**Given passage:**
>> Begin
Talk:Selection bias: Difference between revisions

Content deleted Content added

Inline

Revision as of 08:49, 9 September 2008

	This article is within the scope of WikiProject Statistics, a collaborative effort to improve the coverage of statistics on Wikipedia. If you would like to participate, please visit the project page, where you can join the discussion and see a list of open tasks.StatisticsWikipedia:WikiProject StatisticsTemplate:WikiProject StatisticsStatistics articles
???	This article has not yet received a rating on Wikipedia's content assessment scale.
???	This article has not yet received a rating on the importance scale.

Removing Selection Bias?

Might be handy if this page included some information about removing selection bias - but I don't have the knowledge. Cached 11:42, 5 December 2005 (UTC)[reply]

I just started a new section on this. Tobacman 20:08, 11 January 2006 (UTC)[reply]

"Selection bias" vs "sampling bias"

I believe that much of this article as written so far pertains to sampling bias, not selection bias, and hence the article clamors for substantial revision. Properly, selection bias refers to bias in the estimation of the causal effect of a treatment because of heterogeneous selection into the group that receives the treatment. Sampling bias refers to biases in the collection of data. (See also the article on bias (statistics).) Tobacman 20:08, 11 January 2006 (UTC) The stub on censored regression models also helps make this distinction and given that this is a one strategy used to overcome these kinds of biases should probably be linked into this article Albertivan 13:31, 30 March 2007 (UTC)[reply]

Self-selection Bias in Online Polling

I am interested in ttesting the validity of online polling, under which the assumption is made that the set of participation in a poll is defined by the persons who view the website for other reasons, and who participate in the poll based upon their discovery of its presence.

I am especially interested in determining the validity of such a sample when affected by a self-selection bias, particularly when a subset of participants with a predetermined answer to a poll, is selected by self-recruitment - that is, by other means than discovery only upon visitation of the website, such as mutual e-mail notification.

To what degree can such participants bias the results of the poll, in comparison to their relative participation?

Any thoughts on approach?

Nothing apart from appreciating

Heckman was is smart, yes. why doesnt he make his model clear for public consumption. Its too mathematical.

Stephen mpumwire, Fortfortal

From "invalid" to "wrong".
>> End
**Supplied data:**
>> Begin
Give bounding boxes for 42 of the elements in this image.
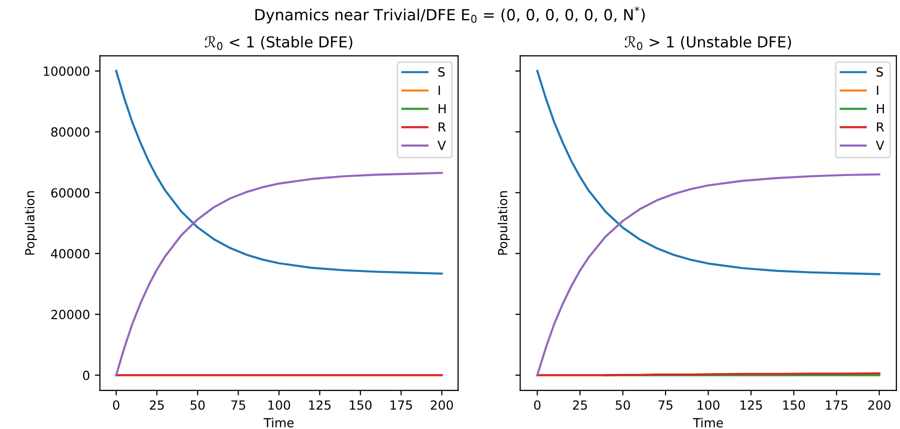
>> End
**Do this:**
Answer these questions from the talk page on selection bias.
(a) What does selection bias properly refer to, according to Tobacman?
(b) Which stub does Albertivan say also helps make the distinction between the two kinds of bias?
(c) On what date did Tobacman start a new section on removing selection bias?
The material comes from a source separate from the talk page on selection bias.

**Task output:**
(a) Bias in the estimation of the causal effect of a treatment because of heterogeneous selection into the group that receives the treatment.
(b) The stub on censored regression models.
(c) 11 January 2006.